- [PAGE]
○ ○ ○
Another one who was good in the role is Jennifer Larmore on her Harmonia recording with Rene Jacobs, she sounds convincing. So does Janet Baker. I guess it all depends who the mezzo is who can bring it off.

Really gotta kick it this time! Bye guys, until next month!

Ben Mullins wrote (August 10, 2000): 18:32
(To Robert Sherman) A male soprano? As in a castrato? I didn't know they still made those! This puts me in mind of the anecdote where Stravinsky (I think it was Stravinsky) was asked by the pope what the Catholic Church could do for music, to which Igor replied: "Give us back castratos!"

Matthew Westphal wrote (August 11, 2000): 4:05
< Robert Sherman wrote: I also have a lot of difficulty relating to altos -- male or female -- doing heroic male roles, as is commonly done with Händel's Julius Caesar. The height of disconnect was a performance of that opera I saw recently in which Ptolemy, a lecherous playboy, is trying to put the moves on Julia, a virtuous woman. Julia was an alto but Ptolemy was a male soprano. Weird! And Caesar himself was played by a female alto who had learned well how to walk and move like a strong athletic man -- but why not go all the way and use a bass-baritone? Terfel would be perfectly suited to the role. >
Why not go all the way and use a studious-looking, high-strung young tenor as the Composer in Ariadne auf Naxos? Bostridge would be perfectly suited to the role.

Why not? For the same reason, I should think, that we don't go all the way and cast randy young tenors or baritones as Cherubino and Octavian.

< I recognize that none of the above is politically correct, and probably historically incorrect as well. So be it. >
Careful, Bob. My friends in the Thought Police will deport you to re-education camp and force you to take seminars in Gender Studies.

Robert Sherman wrote (August 11, 2000): 14:37
< Matthew Westphal wrote: Why not go all the way and use a studious-looking, high-strung young tenor as the Composer in Ariadne auf Naxos? Bostridge would be perfectly suited to the role.
Why not? For the same reason, I should think, that we don't go all the way and cast randy young tenors or baritones as Cherubino and Octavian. >
And that reason is?

Galina Kolomietz wrote (August 11, 2000):
(To Robert Sherman) *** And that reason is, IMHO: fidelity to the music and rejection of stereotypes. If a stereotype is that important (a fat woman as a heroic Cesare - Oh, horror!), then why don't let them lip-synch? Some fat and ugly thing would be singing behind the curtain, and a hunky lad would be lip-synching up on the stage - a perfect composite Giulio Cesare. I'm sure the likes of Britney Spears could provide valuable advice on how to lip-synch.
○ ○ ○
- [SUPPLIED MATERIAL]

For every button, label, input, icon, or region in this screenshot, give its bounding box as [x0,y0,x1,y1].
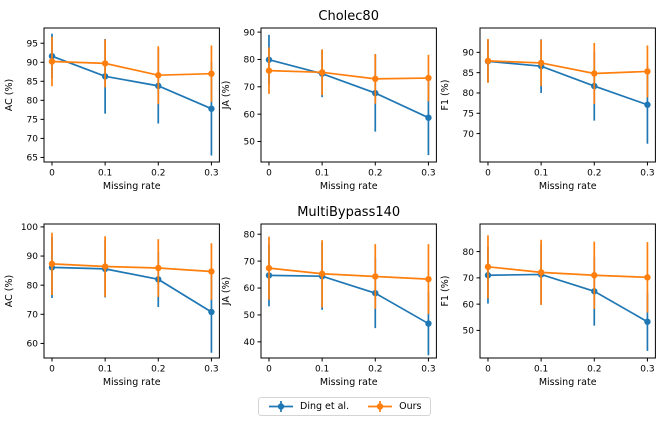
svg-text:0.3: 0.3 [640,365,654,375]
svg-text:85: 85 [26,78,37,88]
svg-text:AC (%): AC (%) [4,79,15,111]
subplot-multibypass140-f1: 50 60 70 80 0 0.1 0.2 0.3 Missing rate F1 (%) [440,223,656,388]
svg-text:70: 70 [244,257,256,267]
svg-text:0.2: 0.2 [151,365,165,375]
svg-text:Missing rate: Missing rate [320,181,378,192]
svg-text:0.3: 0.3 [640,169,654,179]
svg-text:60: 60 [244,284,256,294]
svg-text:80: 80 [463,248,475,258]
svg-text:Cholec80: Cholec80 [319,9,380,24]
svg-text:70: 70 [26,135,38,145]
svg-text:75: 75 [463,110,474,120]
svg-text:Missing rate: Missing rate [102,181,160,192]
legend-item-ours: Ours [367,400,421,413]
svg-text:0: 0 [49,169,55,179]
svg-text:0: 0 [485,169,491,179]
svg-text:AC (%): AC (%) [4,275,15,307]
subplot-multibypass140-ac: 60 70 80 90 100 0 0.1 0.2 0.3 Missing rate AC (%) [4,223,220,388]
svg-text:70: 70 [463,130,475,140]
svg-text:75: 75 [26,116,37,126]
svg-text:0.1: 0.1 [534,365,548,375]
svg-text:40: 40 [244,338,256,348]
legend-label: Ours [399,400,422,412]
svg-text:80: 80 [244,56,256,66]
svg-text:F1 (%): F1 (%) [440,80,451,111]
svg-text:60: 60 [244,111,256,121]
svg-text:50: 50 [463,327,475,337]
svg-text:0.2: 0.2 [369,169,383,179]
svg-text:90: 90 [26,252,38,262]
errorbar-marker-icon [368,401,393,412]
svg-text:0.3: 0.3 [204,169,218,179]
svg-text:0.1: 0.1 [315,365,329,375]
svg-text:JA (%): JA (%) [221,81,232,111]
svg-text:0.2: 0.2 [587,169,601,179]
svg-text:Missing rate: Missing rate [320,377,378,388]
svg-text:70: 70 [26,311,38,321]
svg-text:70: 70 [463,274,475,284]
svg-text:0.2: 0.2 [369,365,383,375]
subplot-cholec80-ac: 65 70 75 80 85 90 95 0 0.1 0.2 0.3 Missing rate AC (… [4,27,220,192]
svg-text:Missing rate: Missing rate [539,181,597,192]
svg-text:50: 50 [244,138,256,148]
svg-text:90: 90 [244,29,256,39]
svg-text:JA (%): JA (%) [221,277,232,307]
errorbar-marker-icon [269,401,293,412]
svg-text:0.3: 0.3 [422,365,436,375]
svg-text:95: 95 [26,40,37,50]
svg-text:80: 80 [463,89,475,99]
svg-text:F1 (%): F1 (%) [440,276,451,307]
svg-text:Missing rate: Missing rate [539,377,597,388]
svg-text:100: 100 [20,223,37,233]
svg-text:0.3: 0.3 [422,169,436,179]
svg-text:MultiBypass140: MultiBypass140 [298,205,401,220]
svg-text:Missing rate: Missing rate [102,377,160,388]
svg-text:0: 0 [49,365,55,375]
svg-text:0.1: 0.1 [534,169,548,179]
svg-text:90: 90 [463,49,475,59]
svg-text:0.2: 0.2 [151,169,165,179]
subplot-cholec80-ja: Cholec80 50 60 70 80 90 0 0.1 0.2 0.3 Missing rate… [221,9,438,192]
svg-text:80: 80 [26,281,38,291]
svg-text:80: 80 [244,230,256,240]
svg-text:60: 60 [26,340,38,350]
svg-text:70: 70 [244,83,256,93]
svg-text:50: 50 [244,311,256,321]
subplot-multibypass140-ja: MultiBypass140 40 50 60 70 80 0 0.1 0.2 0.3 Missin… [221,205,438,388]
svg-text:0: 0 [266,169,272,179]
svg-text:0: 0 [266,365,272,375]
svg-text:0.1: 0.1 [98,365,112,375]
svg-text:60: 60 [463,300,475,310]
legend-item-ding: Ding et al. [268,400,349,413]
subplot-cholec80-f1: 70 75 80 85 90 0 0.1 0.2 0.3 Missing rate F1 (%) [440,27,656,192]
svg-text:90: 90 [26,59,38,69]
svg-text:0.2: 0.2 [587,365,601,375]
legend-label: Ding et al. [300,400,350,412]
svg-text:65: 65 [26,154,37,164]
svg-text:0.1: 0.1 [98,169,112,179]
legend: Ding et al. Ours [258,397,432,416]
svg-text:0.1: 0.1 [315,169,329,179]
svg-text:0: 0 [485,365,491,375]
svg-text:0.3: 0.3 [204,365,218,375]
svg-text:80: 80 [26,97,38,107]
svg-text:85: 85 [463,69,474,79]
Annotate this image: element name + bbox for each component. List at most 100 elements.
○ ○ ○
- [EXERCISES]
- A) Rewrite Ben Mullins's paragraph in the opera casting thread more briefly, keeping its main facts.
- B) Repeat everything in the opera casting thread from "Another one who" down to "until next month!".

- [EXERCISE SOLUTIONS]
- A) Ben Mullins asks whether a male soprano means a castrato and says he didn't know they were still made. It reminds him of an anecdote, probably about Stravinsky: the pope asked what the Catholic Church could do for music, and he answered, "Give us back castratos!"

- B)
Another one who was good in the role is Jennifer Larmore on her Harmonia recording with Rene Jacobs, she sounds convincing. So does Janet Baker. I guess it all depends who the mezzo is who can bring it off.

Really gotta kick it this time! Bye guys, until next month!